19:0290(40)CA - Army Reserve Components Personnel and Administration Center, St. Louis, MO and AFGE Local 900 -- 1985 FLRAdec CA



[ v19 p290 ]
19:0290(40)CA
The decision of the Authority follows:


 19 FLRA No. 40
 
 U.S. ARMY RESERVE COMPONENTS PERSONNEL
 AND ADMINISTRATION CENTER
 ST. LOUIS, MISSOURI
 Respondent
 
 and
 
 AMERICAN FEDERATION OF GOVERNMENT
 EMPLOYEES, LOCAL 900, AFL-CIO
 Charging Party
 
                                            Case No. 7-CA-20375
 
                            DECISION AND ORDER
 
    This matter is before the Authority pursuant to the Acting Regional
 Director's "Order Transferring Case to the Federal Labor Relations
 Authority" in accordance with section 2429.1(a) of the Authority's Rules
 and Regulations.
 
    Upon consideration of the entire record, including the stipulation of
 facts, accompanying exhibits, and the parties' contentions, the
 Authority finds:
 
    The American Federation of Government Employees, Local 900, AFL-CIO
 (the Union), has been recognized by the U.S. Army Reserve Components
 Personnel and Administration Center (the Respondent) since January 8,
 1970, as the exclusive representative of all career or career
 conditional civilian employees of the U.S. Army Reserve Components
 Personnel and Administration Center, St. Louis, Missouri.  Since April
 18, 1980, the Union has also been certified as the exclusive
 representative of all temporary and part-time employees and employees on
 excepted appointments, including VRA employees and handicapped
 employees, with a reasonable expectation of continued employment beyond
 90 days.  The Respondent and the Union are parties to a collective
 bargaining agreement dated August 6, 1974.
 
    The parties' collective bargaining agreement provides in Article XI,
 Section 7 that each shift shall be allowed two paid 15 minute rest
 periods (breaks) during the middle of the first and last half of each
 shift.  Although the parties subsequently negotiated a separate
 flex-time agreement, Article XI of the parties' agreement remained
 unchanged.  There is no collective bargaining agreement of any type
 between the parties establishing the periods between which the breaks
 must be taken.

**DIRECTIVE 1:**
In the labor relations decision, how long is each paid rest period that Article XI, Section 7 allows per shift?
The court decision and the records below it are unrelated material.

**DATASET CONTENT:**

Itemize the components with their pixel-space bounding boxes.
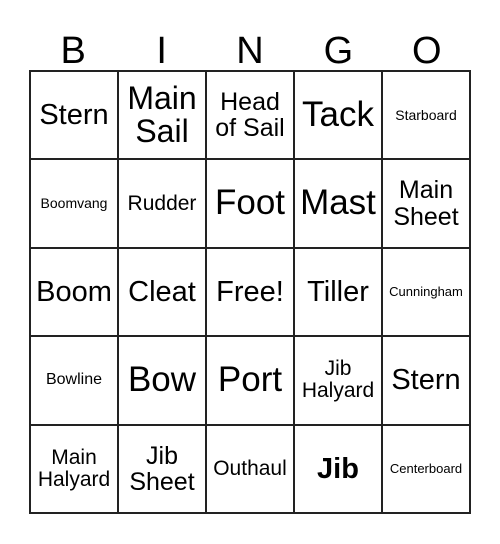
bingo-cell-label: Jib Sheet (129, 441, 195, 496)
bingo-cell-label: Stern (39, 98, 109, 131)
bingo-cell[interactable]: Rudder (119, 160, 207, 249)
bingo-cell-label: Starboard (395, 106, 457, 123)
bingo-cell[interactable]: Starboard (383, 72, 471, 161)
bingo-cell[interactable]: Outhaul (207, 425, 295, 514)
bingo-cell-label: Port (217, 360, 283, 400)
bingo-cell-label: Main Halyard (37, 445, 111, 491)
bingo-cell[interactable]: Centerboard (383, 425, 471, 514)
bingo-cell[interactable]: Stern (383, 337, 471, 426)
bingo-cell-label: Rudder (127, 191, 197, 215)
bingo-cell[interactable]: Head of Sail (207, 72, 295, 161)
bingo-cell[interactable]: Boomvang (31, 160, 119, 249)
bingo-cell[interactable]: Jib (295, 425, 383, 514)
bingo-cell[interactable]: Main Halyard (31, 425, 119, 514)
bingo-cell-free-space[interactable]: Free! (207, 248, 295, 338)
bingo-grid: Stern Main Sail Head of Sail Tack Starboard B… (29, 70, 471, 514)
bingo-header-letter-i: I (156, 30, 167, 72)
bingo-cell[interactable]: Jib Halyard (295, 337, 383, 426)
bingo-cell-label: Centerboard (389, 460, 463, 476)
bingo-cell-label: Foot (214, 183, 286, 223)
bingo-header-row: BINGO (29, 18, 471, 70)
bingo-cell[interactable]: Port (207, 337, 295, 426)
bingo-cell-label: Main Sheet (393, 176, 459, 231)
bingo-cell[interactable]: Foot (207, 160, 295, 249)
bingo-cell[interactable]: Tack (295, 72, 383, 161)
bingo-cell-label: Jib Halyard (301, 357, 375, 403)
bingo-cell[interactable]: Mast (295, 160, 383, 249)
bingo-cell-label: Head of Sail (215, 87, 285, 143)
bingo-cell-label: Jib (317, 452, 359, 485)
bingo-cell[interactable]: Bowline (31, 337, 119, 426)
bingo-cell[interactable]: Tiller (295, 248, 383, 338)
bingo-cell-label: Cleat (128, 275, 196, 308)
bingo-cell[interactable]: Jib Sheet (119, 425, 207, 514)
bingo-cell[interactable]: Main Sail (119, 72, 207, 161)
bingo-cell[interactable]: Stern (31, 72, 119, 161)
bingo-cell-label: Main Sail (127, 79, 197, 150)
bingo-cell[interactable]: Boom (31, 248, 119, 338)
bingo-cell-label: Boomvang (40, 195, 108, 212)
bingo-header-letter-b: B (60, 30, 86, 72)
bingo-cell[interactable]: Cleat (119, 248, 207, 338)
bingo-cell[interactable]: Cunningham (383, 248, 471, 338)
bingo-header-letter-g: G (323, 30, 354, 72)
bingo-cell-label: Boom (36, 275, 112, 308)
bingo-header-letter-n: N (236, 30, 264, 72)
bingo-cell[interactable]: Main Sheet (383, 160, 471, 249)
bingo-cell-label: Outhaul (213, 456, 287, 480)
bingo-cell-label: Cunningham (389, 284, 463, 300)
bingo-cell-label: Tiller (307, 275, 369, 308)
bingo-card: B I N G O Stern Main Sail Head of Sail Tack Star… (0, 0, 500, 544)
bingo-cell-label: Stern (391, 364, 461, 397)
bingo-cell-label: Tack (302, 94, 374, 134)
bingo-cell[interactable]: Bow (119, 337, 207, 426)
bingo-cell-label: Bow (127, 360, 197, 400)
bingo-cell-label: Free! (216, 275, 284, 308)
bingo-cell-label: Bowline (45, 370, 103, 388)
bingo-cell-label: Mast (300, 183, 376, 223)
bingo-header-letter-o: O (412, 30, 442, 72)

**DIRECTIVE 2:**
In the records, take the part that opens with the line containing "bingo-cell-label: Jib Sheet" and closes with the line containing "bingo-cell[interactable]: Starboard (383, 72, 471, 161)", and change "Rudder" to "Tiller". Return only those lines, with everything else unchanged.

**TASK SOLUTION 1:**
Each rest period is 15 minutes.

**TASK SOLUTION 2:**
bingo-cell-label: Jib Sheet (129, 441, 195, 496)
bingo-cell-label: Stern (39, 98, 109, 131)
bingo-cell[interactable]: Tiller (119, 160, 207, 249)
bingo-cell-label: Starboard (395, 106, 457, 123)
bingo-cell[interactable]: Starboard (383, 72, 471, 161)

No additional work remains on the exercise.